#### [Records provided]

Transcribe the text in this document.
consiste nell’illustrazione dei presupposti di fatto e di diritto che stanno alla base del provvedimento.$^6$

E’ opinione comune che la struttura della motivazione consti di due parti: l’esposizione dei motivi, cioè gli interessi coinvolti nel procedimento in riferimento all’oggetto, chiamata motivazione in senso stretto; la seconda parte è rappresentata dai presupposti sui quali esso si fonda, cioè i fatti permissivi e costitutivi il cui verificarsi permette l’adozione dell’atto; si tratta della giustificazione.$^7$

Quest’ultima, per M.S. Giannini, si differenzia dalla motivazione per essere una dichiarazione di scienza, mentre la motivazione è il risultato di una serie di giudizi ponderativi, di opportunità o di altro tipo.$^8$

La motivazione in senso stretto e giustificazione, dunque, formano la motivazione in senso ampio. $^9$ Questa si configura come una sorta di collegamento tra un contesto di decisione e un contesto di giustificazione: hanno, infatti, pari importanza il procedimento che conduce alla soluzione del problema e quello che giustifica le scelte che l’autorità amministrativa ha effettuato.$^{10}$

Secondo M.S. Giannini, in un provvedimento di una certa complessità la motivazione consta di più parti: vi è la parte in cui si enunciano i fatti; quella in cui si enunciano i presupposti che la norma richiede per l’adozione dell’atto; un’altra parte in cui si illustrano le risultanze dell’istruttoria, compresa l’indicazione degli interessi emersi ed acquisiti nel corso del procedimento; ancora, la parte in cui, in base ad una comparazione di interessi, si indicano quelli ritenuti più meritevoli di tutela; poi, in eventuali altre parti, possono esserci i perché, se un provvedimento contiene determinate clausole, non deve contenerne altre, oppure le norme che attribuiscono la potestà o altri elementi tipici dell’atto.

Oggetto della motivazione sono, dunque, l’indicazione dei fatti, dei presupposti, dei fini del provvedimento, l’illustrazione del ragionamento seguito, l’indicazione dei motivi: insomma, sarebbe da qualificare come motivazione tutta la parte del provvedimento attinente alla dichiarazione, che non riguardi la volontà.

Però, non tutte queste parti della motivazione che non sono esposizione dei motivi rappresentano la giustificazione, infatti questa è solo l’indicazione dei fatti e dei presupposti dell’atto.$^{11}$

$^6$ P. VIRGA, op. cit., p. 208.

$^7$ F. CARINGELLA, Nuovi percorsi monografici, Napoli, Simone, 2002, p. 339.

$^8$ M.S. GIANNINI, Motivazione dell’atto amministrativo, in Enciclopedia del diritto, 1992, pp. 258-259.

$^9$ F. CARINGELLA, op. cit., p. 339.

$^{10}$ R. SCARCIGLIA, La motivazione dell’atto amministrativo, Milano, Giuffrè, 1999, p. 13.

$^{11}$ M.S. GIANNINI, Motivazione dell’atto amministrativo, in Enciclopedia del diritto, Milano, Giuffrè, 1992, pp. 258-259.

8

#### [Request]
All lines holding the word "parti" should be picked out and copied.

#### [Response below]
E’ opinione comune che la struttura della motivazione consti di due parti: l’esposizione dei motivi, cioè gli interessi coinvolti nel procedimento in riferimento all’oggetto, chiamata motivazione in senso stretto; la seconda parte è rappresentata dai presupposti sui quali esso si fonda, cioè i fatti permissivi e costitutivi il cui verificarsi permette l’adozione dell’atto; si tratta della giustificazione.$^7$
Secondo M.S. Giannini, in un provvedimento di una certa complessità la motivazione consta di più parti: vi è la parte in cui si enunciano i fatti; quella in cui si enunciano i presupposti che la norma richiede per l’adozione dell’atto; un’altra parte in cui si illustrano le risultanze dell’istruttoria, compresa l’indicazione degli interessi emersi ed acquisiti nel corso del procedimento; ancora, la parte in cui, in base ad una comparazione di interessi, si indicano quelli ritenuti più meritevoli di tutela; poi, in eventuali altre parti, possono esserci i perché, se un provvedimento contiene determinate clausole, non deve contenerne altre, oppure le norme che attribuiscono la potestà o altri elementi tipici dell’atto.
Però, non tutte queste parti della motivazione che non sono esposizione dei motivi rappresentano la giustificazione, infatti questa è solo l’indicazione dei fatti e dei presupposti dell’atto.$^{11}$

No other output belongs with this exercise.